**Stated goal:**
Look below. Copy each line that has "relation" in it.
---------- Information given ----------
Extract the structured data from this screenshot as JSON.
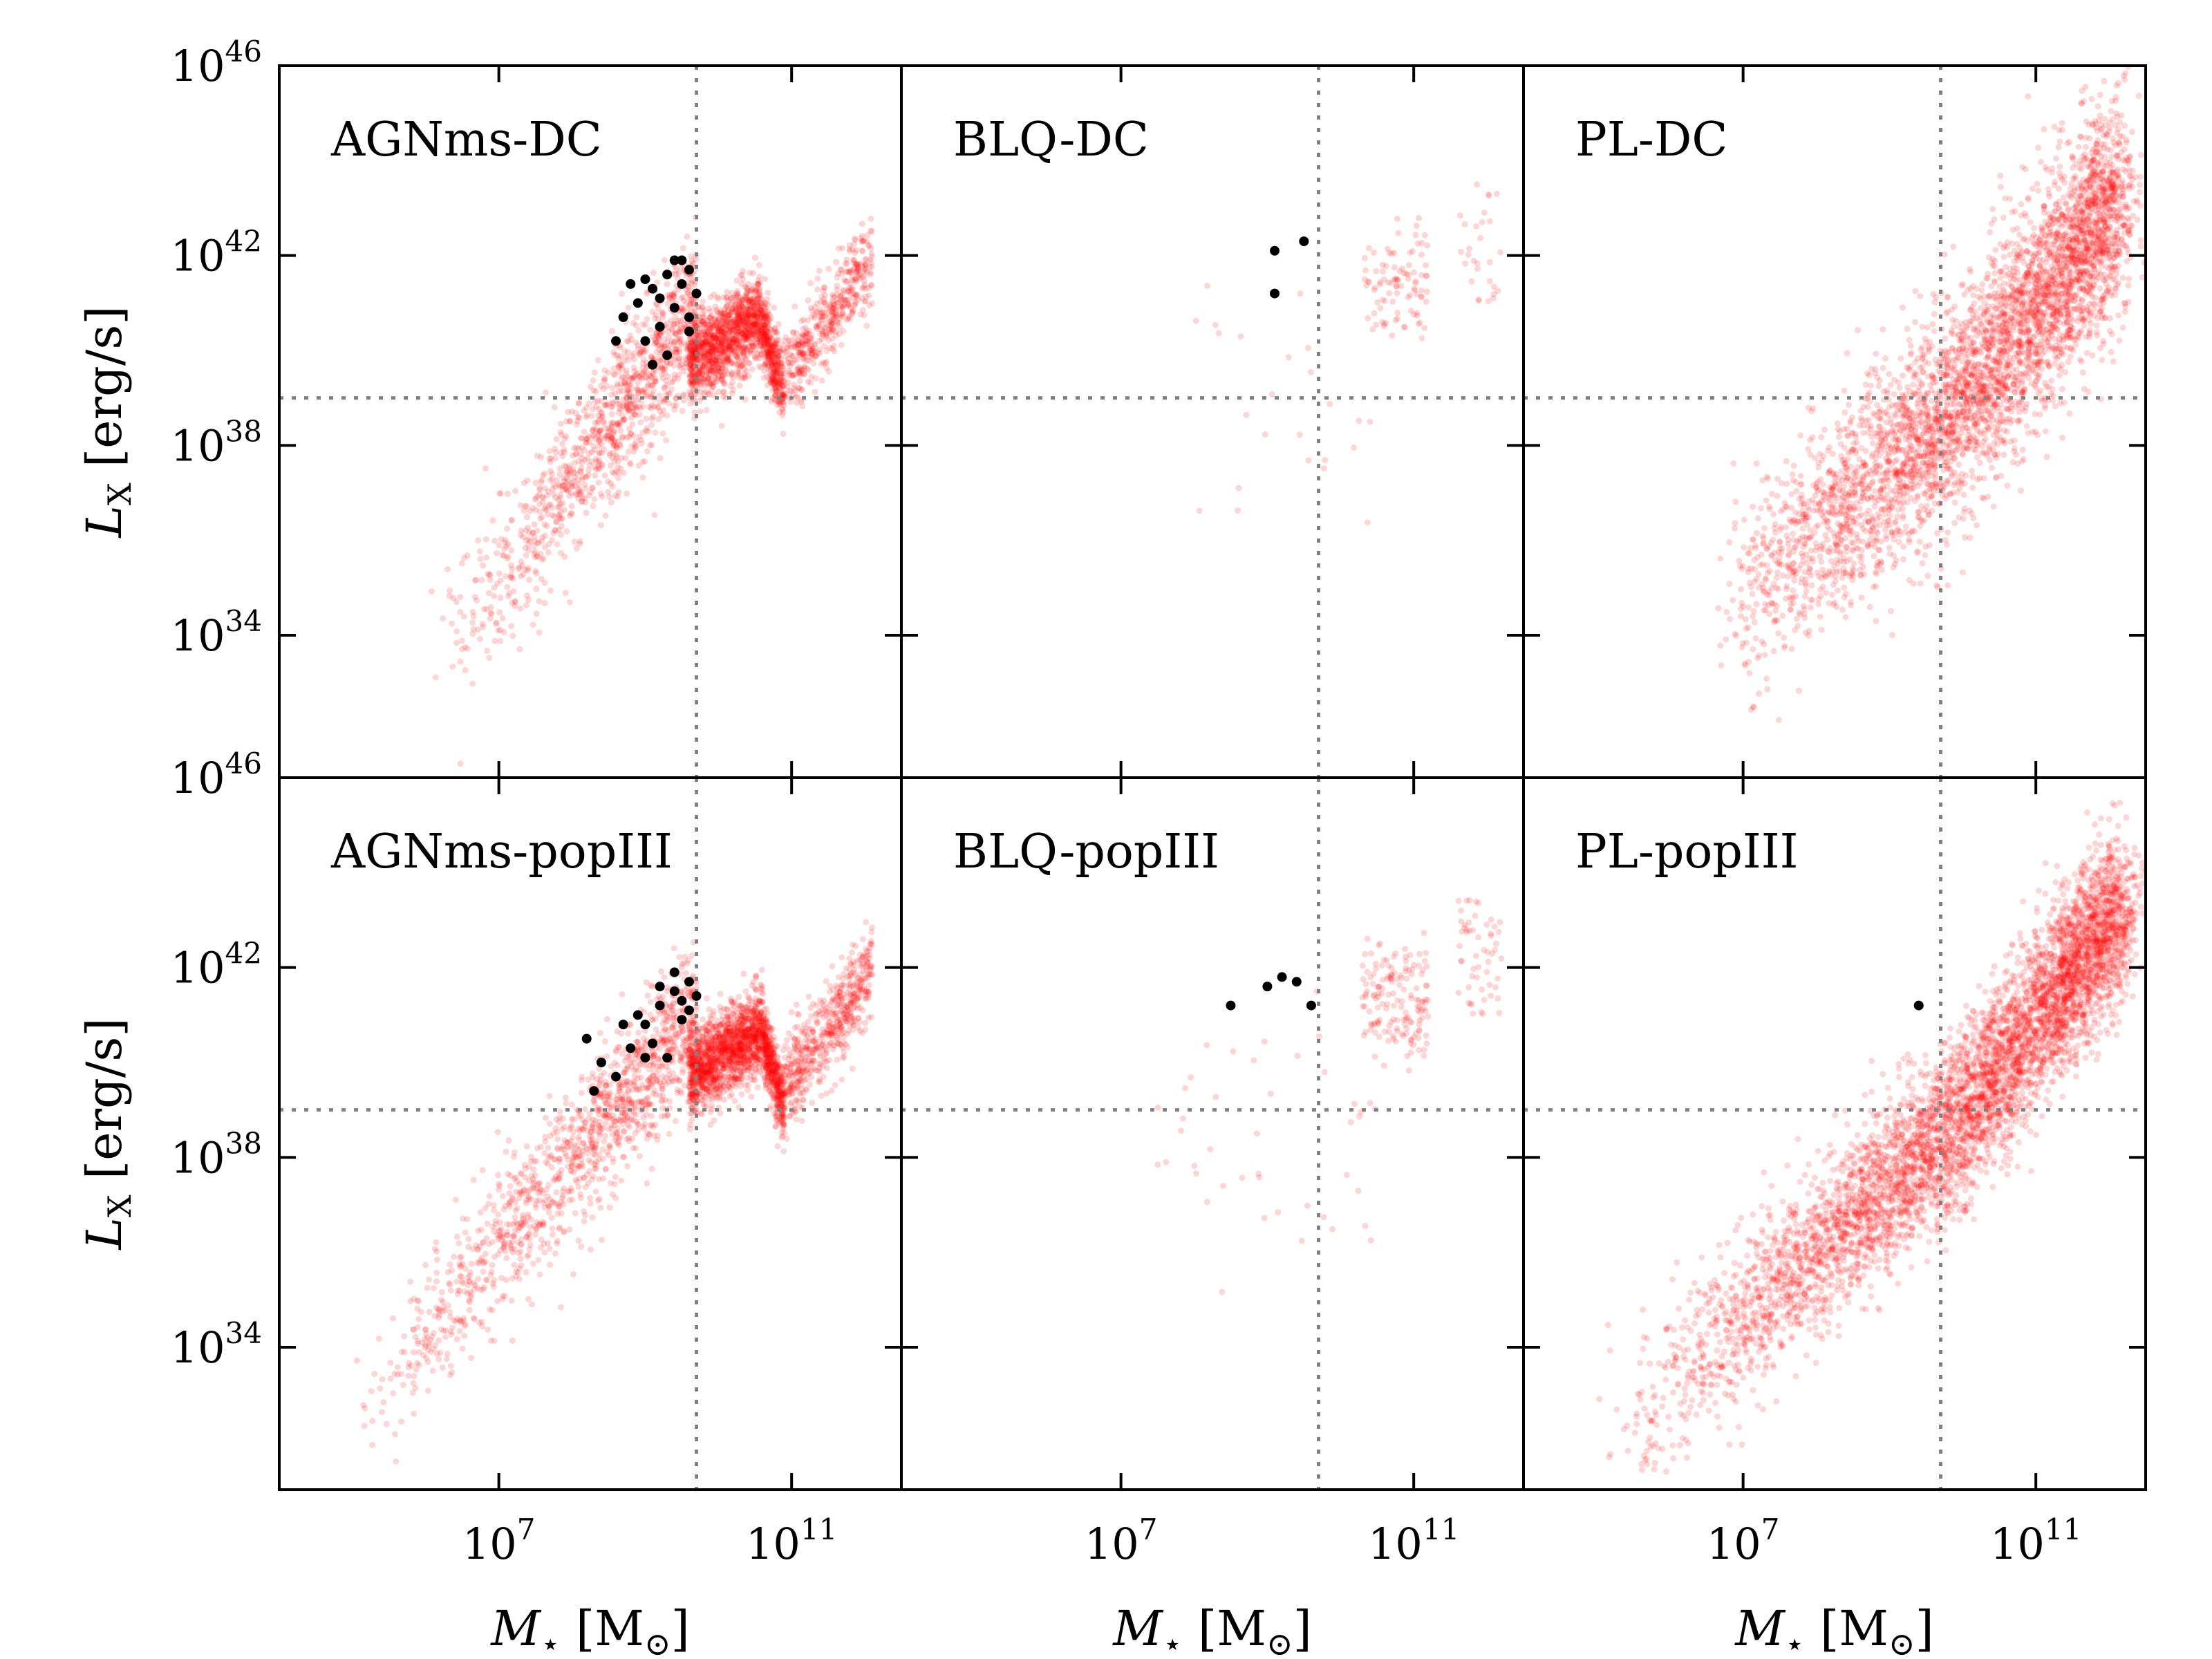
{
  "chart_data": [
    {
      "type": "scatter",
      "panel": "AGNms-DC",
      "title": "AGNms-DC",
      "xlabel": "M_star [M_sun]",
      "ylabel": "L_X [erg/s]",
      "xscale": "log",
      "yscale": "log",
      "xlim_log10": [
        4,
        12.5
      ],
      "ylim_log10": [
        31,
        46
      ],
      "vline_log10_x": 9.7,
      "hline_log10_y": 39,
      "red_cloud": "dense cloud rising from ~1e33 erg/s at 1e6 Msun to ~1e41 erg/s at 1e9.7 Msun, V-shaped dip to ~1e38.5 erg/s near 1e10.9 Msun, rising again to ~1e42 erg/s at 1e12",
      "black_points": [
        [
          8.7,
          40.7
        ],
        [
          8.9,
          41
        ],
        [
          9.1,
          41.3
        ],
        [
          9.3,
          41.6
        ],
        [
          9.5,
          41.4
        ],
        [
          9.6,
          41.7
        ],
        [
          9.0,
          40.2
        ],
        [
          9.2,
          40.5
        ],
        [
          9.4,
          40.9
        ],
        [
          9.1,
          39.7
        ],
        [
          9.3,
          39.9
        ],
        [
          9.6,
          40.4
        ],
        [
          8.8,
          41.4
        ],
        [
          9.5,
          41.9
        ],
        [
          9.7,
          41.2
        ],
        [
          9.0,
          41.5
        ],
        [
          9.4,
          41.9
        ],
        [
          9.6,
          40.7
        ],
        [
          9.2,
          41.1
        ],
        [
          8.6,
          40.2
        ]
      ]
    },
    {
      "type": "scatter",
      "panel": "BLQ-DC",
      "title": "BLQ-DC",
      "xlabel": "M_star [M_sun]",
      "ylabel": "",
      "xscale": "log",
      "yscale": "log",
      "xlim_log10": [
        4,
        12.5
      ],
      "ylim_log10": [
        31,
        46
      ],
      "vline_log10_x": 9.7,
      "hline_log10_y": 39,
      "red_cloud": "sparse points, cluster near 1e10.5-1e11 Msun at 1e40.5-1e42 erg/s",
      "black_points": [
        [
          9.1,
          42.1
        ],
        [
          9.5,
          42.3
        ],
        [
          9.1,
          41.2
        ]
      ]
    },
    {
      "type": "scatter",
      "panel": "PL-DC",
      "title": "PL-DC",
      "xlabel": "M_star [M_sun]",
      "ylabel": "",
      "xscale": "log",
      "yscale": "log",
      "xlim_log10": [
        4,
        12.5
      ],
      "ylim_log10": [
        31,
        46
      ],
      "vline_log10_x": 9.7,
      "hline_log10_y": 39,
      "red_cloud": "broad rising relation from ~1e34 erg/s at 1e6.5 Msun to ~1e42.5 erg/s at 1e12 Msun",
      "black_points": []
    },
    {
      "type": "scatter",
      "panel": "AGNms-popIII",
      "title": "AGNms-popIII",
      "xlabel": "M_star [M_sun]",
      "ylabel": "L_X [erg/s]",
      "xscale": "log",
      "yscale": "log",
      "xlim_log10": [
        4,
        12.5
      ],
      "ylim_log10": [
        31,
        46
      ],
      "vline_log10_x": 9.7,
      "hline_log10_y": 39,
      "red_cloud": "dense rising band from ~1e32 erg/s at 1e5 Msun to ~1e41 erg/s at 1e9.7 Msun, V-shaped dip near 1e10.9 Msun, rising to ~1e42 erg/s",
      "black_points": [
        [
          8.2,
          40.5
        ],
        [
          8.4,
          40
        ],
        [
          8.6,
          39.7
        ],
        [
          8.8,
          40.3
        ],
        [
          9.0,
          40.8
        ],
        [
          9.2,
          41.2
        ],
        [
          9.4,
          41.5
        ],
        [
          9.6,
          41.7
        ],
        [
          9.3,
          40.1
        ],
        [
          9.5,
          40.9
        ],
        [
          9.1,
          40.4
        ],
        [
          8.9,
          41
        ],
        [
          9.7,
          41.4
        ],
        [
          9.4,
          41.9
        ],
        [
          9.6,
          41.1
        ],
        [
          9.2,
          41.6
        ],
        [
          8.7,
          40.8
        ],
        [
          9.0,
          40.1
        ],
        [
          9.5,
          41.3
        ],
        [
          8.3,
          39.4
        ]
      ]
    },
    {
      "type": "scatter",
      "panel": "BLQ-popIII",
      "title": "BLQ-popIII",
      "xlabel": "M_star [M_sun]",
      "ylabel": "",
      "xscale": "log",
      "yscale": "log",
      "xlim_log10": [
        4,
        12.5
      ],
      "ylim_log10": [
        31,
        46
      ],
      "vline_log10_x": 9.7,
      "hline_log10_y": 39,
      "red_cloud": "sparse points from 1e7.5 to 1e12 Msun, clustering near 1e10.5-1e11 Msun at 1e40-1e42 erg/s",
      "black_points": [
        [
          8.5,
          41.2
        ],
        [
          9.0,
          41.6
        ],
        [
          9.2,
          41.8
        ],
        [
          9.4,
          41.7
        ],
        [
          9.6,
          41.2
        ]
      ]
    },
    {
      "type": "scatter",
      "panel": "PL-popIII",
      "title": "PL-popIII",
      "xlabel": "M_star [M_sun]",
      "ylabel": "",
      "xscale": "log",
      "yscale": "log",
      "xlim_log10": [
        4,
        12.5
      ],
      "ylim_log10": [
        31,
        46
      ],
      "vline_log10_x": 9.7,
      "hline_log10_y": 39,
      "red_cloud": "tight rising relation from ~1e31.5 erg/s at 1e5 Msun to ~1e42.5 erg/s at 1e12 Msun",
      "black_points": [
        [
          9.4,
          41.2
        ]
      ]
    }
  ],
  "axes": {
    "x_ticks": [
      {
        "value": 7,
        "base": "10",
        "exp": "7"
      },
      {
        "value": 11,
        "base": "10",
        "exp": "11"
      }
    ],
    "y_ticks": [
      {
        "value": 34,
        "base": "10",
        "exp": "34"
      },
      {
        "value": 38,
        "base": "10",
        "exp": "38"
      },
      {
        "value": 42,
        "base": "10",
        "exp": "42"
      },
      {
        "value": 46,
        "base": "10",
        "exp": "46"
      }
    ],
    "xlabel_main": "M",
    "xlabel_sub": "⋆",
    "xlabel_unit": " [M",
    "xlabel_unit_sub": "⊙",
    "xlabel_close": "]",
    "ylabel_main": "L",
    "ylabel_sub": "X",
    "ylabel_unit": " [erg/s]"
  },
  "colors": {
    "cloud": "#ff0000",
    "black": "#000000",
    "refline": "#808080"
  }
}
----------
**Exercise response:**
      "red_cloud": "broad rising relation from ~1e34 erg/s at 1e6.5 Msun to ~1e42.5 erg/s at 1e12 Msun",
      "red_cloud": "tight rising relation from ~1e31.5 erg/s at 1e5 Msun to ~1e42.5 erg/s at 1e12 Msun",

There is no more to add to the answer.